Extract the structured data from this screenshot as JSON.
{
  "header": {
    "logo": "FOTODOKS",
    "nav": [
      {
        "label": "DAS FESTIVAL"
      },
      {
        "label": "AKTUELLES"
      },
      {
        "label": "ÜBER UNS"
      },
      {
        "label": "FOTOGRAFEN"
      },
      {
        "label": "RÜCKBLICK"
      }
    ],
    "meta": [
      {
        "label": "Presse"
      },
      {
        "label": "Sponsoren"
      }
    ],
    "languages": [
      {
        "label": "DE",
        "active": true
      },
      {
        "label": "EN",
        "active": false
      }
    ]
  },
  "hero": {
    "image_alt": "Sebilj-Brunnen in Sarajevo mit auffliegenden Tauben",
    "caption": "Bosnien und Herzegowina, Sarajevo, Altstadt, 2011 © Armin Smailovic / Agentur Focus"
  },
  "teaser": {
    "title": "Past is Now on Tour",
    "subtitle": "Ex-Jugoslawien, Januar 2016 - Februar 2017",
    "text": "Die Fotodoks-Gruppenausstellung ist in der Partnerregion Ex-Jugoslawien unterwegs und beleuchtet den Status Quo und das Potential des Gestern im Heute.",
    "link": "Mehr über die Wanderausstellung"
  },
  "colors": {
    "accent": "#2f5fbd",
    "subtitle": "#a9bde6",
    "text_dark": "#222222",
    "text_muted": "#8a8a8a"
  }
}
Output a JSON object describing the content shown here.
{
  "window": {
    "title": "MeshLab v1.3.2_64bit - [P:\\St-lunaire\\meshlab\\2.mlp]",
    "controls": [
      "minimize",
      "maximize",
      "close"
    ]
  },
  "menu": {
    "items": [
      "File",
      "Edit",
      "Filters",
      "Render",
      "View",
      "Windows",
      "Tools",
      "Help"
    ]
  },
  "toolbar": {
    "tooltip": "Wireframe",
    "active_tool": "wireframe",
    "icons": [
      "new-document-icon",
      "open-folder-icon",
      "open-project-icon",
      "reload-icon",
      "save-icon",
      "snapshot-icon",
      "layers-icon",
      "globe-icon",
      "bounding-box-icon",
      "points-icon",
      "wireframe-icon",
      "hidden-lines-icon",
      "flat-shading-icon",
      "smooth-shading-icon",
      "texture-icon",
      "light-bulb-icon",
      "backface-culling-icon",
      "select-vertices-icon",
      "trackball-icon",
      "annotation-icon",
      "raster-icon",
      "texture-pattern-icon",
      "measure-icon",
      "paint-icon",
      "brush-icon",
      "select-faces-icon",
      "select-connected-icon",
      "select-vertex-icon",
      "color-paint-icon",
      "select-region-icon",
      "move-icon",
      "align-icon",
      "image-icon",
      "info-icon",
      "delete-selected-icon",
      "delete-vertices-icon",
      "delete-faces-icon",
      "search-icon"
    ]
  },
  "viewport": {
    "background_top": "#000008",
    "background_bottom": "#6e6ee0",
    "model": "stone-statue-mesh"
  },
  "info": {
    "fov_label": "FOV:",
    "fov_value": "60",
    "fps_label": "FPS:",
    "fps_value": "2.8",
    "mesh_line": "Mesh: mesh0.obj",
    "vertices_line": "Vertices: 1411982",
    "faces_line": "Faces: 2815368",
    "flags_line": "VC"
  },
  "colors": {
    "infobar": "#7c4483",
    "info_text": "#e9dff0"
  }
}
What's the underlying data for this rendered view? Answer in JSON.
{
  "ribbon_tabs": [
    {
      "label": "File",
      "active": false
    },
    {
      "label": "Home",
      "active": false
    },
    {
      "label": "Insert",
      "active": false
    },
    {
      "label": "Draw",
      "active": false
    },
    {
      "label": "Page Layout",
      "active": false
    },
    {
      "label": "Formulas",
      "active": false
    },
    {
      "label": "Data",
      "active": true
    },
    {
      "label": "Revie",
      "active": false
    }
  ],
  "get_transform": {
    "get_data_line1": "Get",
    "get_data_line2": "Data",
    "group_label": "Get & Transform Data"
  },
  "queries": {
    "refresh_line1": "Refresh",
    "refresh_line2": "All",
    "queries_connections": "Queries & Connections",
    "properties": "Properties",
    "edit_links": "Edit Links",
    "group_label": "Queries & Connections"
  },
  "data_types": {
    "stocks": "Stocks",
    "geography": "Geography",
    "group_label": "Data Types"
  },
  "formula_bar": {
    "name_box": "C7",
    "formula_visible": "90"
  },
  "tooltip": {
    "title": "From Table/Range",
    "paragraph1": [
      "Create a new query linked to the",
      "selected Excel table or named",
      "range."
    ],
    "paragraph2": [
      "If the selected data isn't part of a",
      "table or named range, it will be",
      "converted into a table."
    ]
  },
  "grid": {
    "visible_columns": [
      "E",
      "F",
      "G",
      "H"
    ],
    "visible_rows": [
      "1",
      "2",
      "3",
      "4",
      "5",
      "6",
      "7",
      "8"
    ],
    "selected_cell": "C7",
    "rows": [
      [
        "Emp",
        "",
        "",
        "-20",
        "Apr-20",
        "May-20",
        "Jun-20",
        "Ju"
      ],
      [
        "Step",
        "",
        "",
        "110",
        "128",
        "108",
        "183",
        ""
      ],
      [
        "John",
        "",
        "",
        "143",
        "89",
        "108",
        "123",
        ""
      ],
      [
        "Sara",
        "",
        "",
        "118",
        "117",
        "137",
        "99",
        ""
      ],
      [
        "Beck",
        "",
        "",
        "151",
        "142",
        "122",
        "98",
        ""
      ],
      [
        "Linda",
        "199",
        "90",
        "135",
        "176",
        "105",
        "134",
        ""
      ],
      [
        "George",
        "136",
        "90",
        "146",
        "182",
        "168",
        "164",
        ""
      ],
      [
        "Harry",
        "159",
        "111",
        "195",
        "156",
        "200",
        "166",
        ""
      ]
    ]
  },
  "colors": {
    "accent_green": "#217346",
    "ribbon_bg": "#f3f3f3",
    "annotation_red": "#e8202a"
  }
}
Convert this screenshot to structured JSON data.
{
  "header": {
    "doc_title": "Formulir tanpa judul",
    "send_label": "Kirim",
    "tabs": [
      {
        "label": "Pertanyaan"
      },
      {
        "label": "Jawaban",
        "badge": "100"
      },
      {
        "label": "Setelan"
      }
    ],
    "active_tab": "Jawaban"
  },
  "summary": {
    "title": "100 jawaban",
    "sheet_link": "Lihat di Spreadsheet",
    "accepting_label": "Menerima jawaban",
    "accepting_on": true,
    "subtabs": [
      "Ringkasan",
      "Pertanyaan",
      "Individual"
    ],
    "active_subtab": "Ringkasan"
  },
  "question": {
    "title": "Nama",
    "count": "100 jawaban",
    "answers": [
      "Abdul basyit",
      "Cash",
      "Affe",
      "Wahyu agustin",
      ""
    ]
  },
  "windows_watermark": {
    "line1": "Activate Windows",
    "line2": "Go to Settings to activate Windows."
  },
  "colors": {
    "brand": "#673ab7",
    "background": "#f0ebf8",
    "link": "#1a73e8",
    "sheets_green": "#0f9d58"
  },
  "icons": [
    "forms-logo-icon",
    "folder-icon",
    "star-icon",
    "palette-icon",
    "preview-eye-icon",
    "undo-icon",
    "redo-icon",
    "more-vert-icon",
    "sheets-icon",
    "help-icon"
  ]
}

[REQUIREMENT]
All of the data must be returned exactly.

[ANSWER]
Extract the structured data from this screenshot as JSON.
{
  "header": {
    "logo": "FOTODOKS",
    "nav": [
      {
        "label": "DAS FESTIVAL"
      },
      {
        "label": "AKTUELLES"
      },
      {
        "label": "ÜBER UNS"
      },
      {
        "label": "FOTOGRAFEN"
      },
      {
        "label": "RÜCKBLICK"
      }
    ],
    "meta": [
      {
        "label": "Presse"
      },
      {
        "label": "Sponsoren"
      }
    ],
    "languages": [
      {
        "label": "DE",
        "active": true
      },
      {
        "label": "EN",
        "active": false
      }
    ]
  },
  "hero": {
    "image_alt": "Sebilj-Brunnen in Sarajevo mit auffliegenden Tauben",
    "caption": "Bosnien und Herzegowina, Sarajevo, Altstadt, 2011 © Armin Smailovic / Agentur Focus"
  },
  "teaser": {
    "title": "Past is Now on Tour",
    "subtitle": "Ex-Jugoslawien, Januar 2016 - Februar 2017",
    "text": "Die Fotodoks-Gruppenausstellung ist in der Partnerregion Ex-Jugoslawien unterwegs und beleuchtet den Status Quo und das Potential des Gestern im Heute.",
    "link": "Mehr über die Wanderausstellung"
  },
  "colors": {
    "accent": "#2f5fbd",
    "subtitle": "#a9bde6",
    "text_dark": "#222222",
    "text_muted": "#8a8a8a"
  }
}
Output a JSON object describing the content shown here.
{
  "window": {
    "title": "MeshLab v1.3.2_64bit - [P:\\St-lunaire\\meshlab\\2.mlp]",
    "controls": [
      "minimize",
      "maximize",
      "close"
    ]
  },
  "menu": {
    "items": [
      "File",
      "Edit",
      "Filters",
      "Render",
      "View",
      "Windows",
      "Tools",
      "Help"
    ]
  },
  "toolbar": {
    "tooltip": "Wireframe",
    "active_tool": "wireframe",
    "icons": [
      "new-document-icon",
      "open-folder-icon",
      "open-project-icon",
      "reload-icon",
      "save-icon",
      "snapshot-icon",
      "layers-icon",
      "globe-icon",
      "bounding-box-icon",
      "points-icon",
      "wireframe-icon",
      "hidden-lines-icon",
      "flat-shading-icon",
      "smooth-shading-icon",
      "texture-icon",
      "light-bulb-icon",
      "backface-culling-icon",
      "select-vertices-icon",
      "trackball-icon",
      "annotation-icon",
      "raster-icon",
      "texture-pattern-icon",
      "measure-icon",
      "paint-icon",
      "brush-icon",
      "select-faces-icon",
      "select-connected-icon",
      "select-vertex-icon",
      "color-paint-icon",
      "select-region-icon",
      "move-icon",
      "align-icon",
      "image-icon",
      "info-icon",
      "delete-selected-icon",
      "delete-vertices-icon",
      "delete-faces-icon",
      "search-icon"
    ]
  },
  "viewport": {
    "background_top": "#000008",
    "background_bottom": "#6e6ee0",
    "model": "stone-statue-mesh"
  },
  "info": {
    "fov_label": "FOV:",
    "fov_value": "60",
    "fps_label": "FPS:",
    "fps_value": "2.8",
    "mesh_line": "Mesh: mesh0.obj",
    "vertices_line": "Vertices: 1411982",
    "faces_line": "Faces: 2815368",
    "flags_line": "VC"
  },
  "colors": {
    "infobar": "#7c4483",
    "info_text": "#e9dff0"
  }
}
What's the underlying data for this rendered view? Answer in JSON.
{
  "ribbon_tabs": [
    {
      "label": "File",
      "active": false
    },
    {
      "label": "Home",
      "active": false
    },
    {
      "label": "Insert",
      "active": false
    },
    {
      "label": "Draw",
      "active": false
    },
    {
      "label": "Page Layout",
      "active": false
    },
    {
      "label": "Formulas",
      "active": false
    },
    {
      "label": "Data",
      "active": true
    },
    {
      "label": "Revie",
      "active": false
    }
  ],
  "get_transform": {
    "get_data_line1": "Get",
    "get_data_line2": "Data",
    "group_label": "Get & Transform Data"
  },
  "queries": {
    "refresh_line1": "Refresh",
    "refresh_line2": "All",
    "queries_connections": "Queries & Connections",
    "properties": "Properties",
    "edit_links": "Edit Links",
    "group_label": "Queries & Connections"
  },
  "data_types": {
    "stocks": "Stocks",
    "geography": "Geography",
    "group_label": "Data Types"
  },
  "formula_bar": {
    "name_box": "C7",
    "formula_visible": "90"
  },
  "tooltip": {
    "title": "From Table/Range",
    "paragraph1": [
      "Create a new query linked to the",
      "selected Excel table or named",
      "range."
    ],
    "paragraph2": [
      "If the selected data isn't part of a",
      "table or named range, it will be",
      "converted into a table."
    ]
  },
  "grid": {
    "visible_columns": [
      "E",
      "F",
      "G",
      "H"
    ],
    "visible_rows": [
      "1",
      "2",
      "3",
      "4",
      "5",
      "6",
      "7",
      "8"
    ],
    "selected_cell": "C7",
    "rows": [
      [
        "Emp",
        "",
        "",
        "-20",
        "Apr-20",
        "May-20",
        "Jun-20",
        "Ju"
      ],
      [
        "Step",
        "",
        "",
        "110",
        "128",
        "108",
        "183",
        ""
      ],
      [
        "John",
        "",
        "",
        "143",
        "89",
        "108",
        "123",
        ""
      ],
      [
        "Sara",
        "",
        "",
        "118",
        "117",
        "137",
        "99",
        ""
      ],
      [
        "Beck",
        "",
        "",
        "151",
        "142",
        "122",
        "98",
        ""
      ],
      [
        "Linda",
        "199",
        "90",
        "135",
        "176",
        "105",
        "134",
        ""
      ],
      [
        "George",
        "136",
        "90",
        "146",
        "182",
        "168",
        "164",
        ""
      ],
      [
        "Harry",
        "159",
        "111",
        "195",
        "156",
        "200",
        "166",
        ""
      ]
    ]
  },
  "colors": {
    "accent_green": "#217346",
    "ribbon_bg": "#f3f3f3",
    "annotation_red": "#e8202a"
  }
}
Convert this screenshot to structured JSON data.
{
  "header": {
    "doc_title": "Formulir tanpa judul",
    "send_label": "Kirim",
    "tabs": [
      {
        "label": "Pertanyaan"
      },
      {
        "label": "Jawaban",
        "badge": "100"
      },
      {
        "label": "Setelan"
      }
    ],
    "active_tab": "Jawaban"
  },
  "summary": {
    "title": "100 jawaban",
    "sheet_link": "Lihat di Spreadsheet",
    "accepting_label": "Menerima jawaban",
    "accepting_on": true,
    "subtabs": [
      "Ringkasan",
      "Pertanyaan",
      "Individual"
    ],
    "active_subtab": "Ringkasan"
  },
  "question": {
    "title": "Nama",
    "count": "100 jawaban",
    "answers": [
      "Abdul basyit",
      "Cash",
      "Affe",
      "Wahyu agustin",
      ""
    ]
  },
  "windows_watermark": {
    "line1": "Activate Windows",
    "line2": "Go to Settings to activate Windows."
  },
  "colors": {
    "brand": "#673ab7",
    "background": "#f0ebf8",
    "link": "#1a73e8",
    "sheets_green": "#0f9d58"
  },
  "icons": [
    "forms-logo-icon",
    "folder-icon",
    "star-icon",
    "palette-icon",
    "preview-eye-icon",
    "undo-icon",
    "redo-icon",
    "more-vert-icon",
    "sheets-icon",
    "help-icon"
  ]
}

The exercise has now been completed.